***** Record excerpts
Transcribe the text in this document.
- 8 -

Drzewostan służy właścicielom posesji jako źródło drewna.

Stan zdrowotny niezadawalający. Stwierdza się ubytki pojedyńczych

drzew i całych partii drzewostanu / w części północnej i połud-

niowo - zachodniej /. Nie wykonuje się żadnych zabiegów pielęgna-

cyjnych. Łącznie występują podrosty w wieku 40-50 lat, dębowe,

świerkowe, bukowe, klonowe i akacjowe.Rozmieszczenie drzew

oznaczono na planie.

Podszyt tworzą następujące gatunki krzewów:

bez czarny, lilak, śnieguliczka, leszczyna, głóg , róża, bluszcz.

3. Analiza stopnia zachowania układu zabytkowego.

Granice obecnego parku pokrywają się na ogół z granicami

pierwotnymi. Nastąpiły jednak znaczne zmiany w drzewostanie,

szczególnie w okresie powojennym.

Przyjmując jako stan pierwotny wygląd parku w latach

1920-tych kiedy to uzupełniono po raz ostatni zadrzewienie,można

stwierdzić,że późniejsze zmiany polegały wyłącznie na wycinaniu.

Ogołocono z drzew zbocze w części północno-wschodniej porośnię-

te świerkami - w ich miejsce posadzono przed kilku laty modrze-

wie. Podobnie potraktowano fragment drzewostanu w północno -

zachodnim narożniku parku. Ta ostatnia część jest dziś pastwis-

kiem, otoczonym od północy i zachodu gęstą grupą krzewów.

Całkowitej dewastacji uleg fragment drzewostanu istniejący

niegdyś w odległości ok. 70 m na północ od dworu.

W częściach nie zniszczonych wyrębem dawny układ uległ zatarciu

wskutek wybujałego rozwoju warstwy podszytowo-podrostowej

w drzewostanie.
**********
**The request:** Reproduce each record shown above without altering a single word.

**Exercise output:**
Transcribe the text in this document.
- 8 -

Drzewostan służy właścicielom posesji jako źródło drewna.

Stan zdrowotny niezadawalający. Stwierdza się ubytki pojedyńczych

drzew i całych partii drzewostanu / w części północnej i połud-

niowo - zachodniej /. Nie wykonuje się żadnych zabiegów pielęgna-

cyjnych. Łącznie występują podrosty w wieku 40-50 lat, dębowe,

świerkowe, bukowe, klonowe i akacjowe.Rozmieszczenie drzew

oznaczono na planie.

Podszyt tworzą następujące gatunki krzewów:

bez czarny, lilak, śnieguliczka, leszczyna, głóg , róża, bluszcz.

3. Analiza stopnia zachowania układu zabytkowego.

Granice obecnego parku pokrywają się na ogół z granicami

pierwotnymi. Nastąpiły jednak znaczne zmiany w drzewostanie,

szczególnie w okresie powojennym.

Przyjmując jako stan pierwotny wygląd parku w latach

1920-tych kiedy to uzupełniono po raz ostatni zadrzewienie,można

stwierdzić,że późniejsze zmiany polegały wyłącznie na wycinaniu.

Ogołocono z drzew zbocze w części północno-wschodniej porośnię-

te świerkami - w ich miejsce posadzono przed kilku laty modrze-

wie. Podobnie potraktowano fragment drzewostanu w północno -

zachodnim narożniku parku. Ta ostatnia część jest dziś pastwis-

kiem, otoczonym od północy i zachodu gęstą grupą krzewów.

Całkowitej dewastacji uleg fragment drzewostanu istniejący

niegdyś w odległości ok. 70 m na północ od dworu.

W częściach nie zniszczonych wyrębem dawny układ uległ zatarciu

wskutek wybujałego rozwoju warstwy podszytowo-podrostowej

w drzewostanie.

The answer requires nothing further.